>>>
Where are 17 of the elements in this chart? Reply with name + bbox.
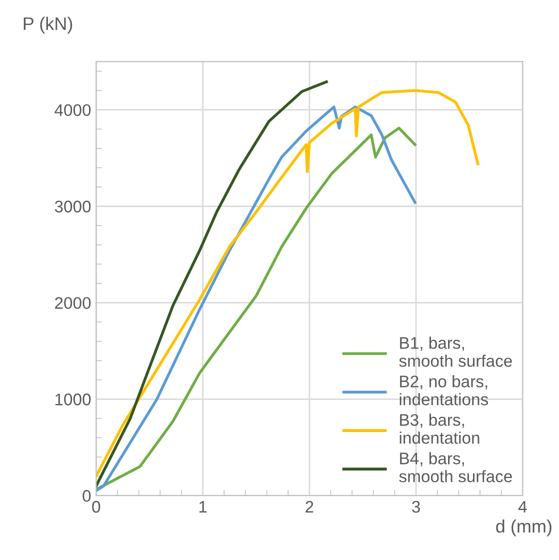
line-series: [96, 80, 328, 488]
legend-label: B2, no bars, indentations: [400, 375, 488, 406]
y-axis-title: P (kN): [24, 16, 72, 34]
y-tick-label: 0: [82, 490, 91, 502]
x-tick-label: 4: [518, 501, 527, 513]
legend-label: B1, bars, smooth surface: [399, 336, 512, 367]
x-tick-label: 3: [412, 500, 420, 513]
x-axis-title: d (mm): [496, 519, 552, 536]
y-tick-label: 3000: [54, 200, 91, 212]
legend-label: B3, bars, indentation: [400, 414, 480, 444]
y-tick-label: 1000: [55, 394, 91, 406]
x-tick-label: 2: [306, 500, 314, 513]
y-tick-label: 2000: [55, 297, 91, 309]
legend-label: B4, bars, smooth surface: [399, 452, 512, 482]
x-tick-label: 1: [199, 501, 207, 513]
y-tick-label: 4000: [54, 104, 91, 116]
x-tick-label: 0: [92, 500, 100, 513]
<<<
**Exercise requirements:**
Turn the lines of the entry above into a numbered list, skipping blank lines and leaving out the picture.

**In response:**
1. Where are 17 of the elements in this chart? Reply with name + bbox.
2. line-series: [96, 80, 328, 488]
3. legend-label: B2, no bars, indentations: [400, 375, 488, 406]
4. y-axis-title: P (kN): [24, 16, 72, 34]
5. y-tick-label: 0: [82, 490, 91, 502]
6. x-tick-label: 4: [518, 501, 527, 513]
7. legend-label: B1, bars, smooth surface: [399, 336, 512, 367]
8. x-tick-label: 3: [412, 500, 420, 513]
9. x-axis-title: d (mm): [496, 519, 552, 536]
10. y-tick-label: 3000: [54, 200, 91, 212]
11. legend-label: B3, bars, indentation: [400, 414, 480, 444]
12. y-tick-label: 1000: [55, 394, 91, 406]
13. x-tick-label: 2: [306, 500, 314, 513]
14. y-tick-label: 2000: [55, 297, 91, 309]
15. legend-label: B4, bars, smooth surface: [399, 452, 512, 482]
16. x-tick-label: 1: [199, 501, 207, 513]
17. y-tick-label: 4000: [54, 104, 91, 116]
18. x-tick-label: 0: [92, 500, 100, 513]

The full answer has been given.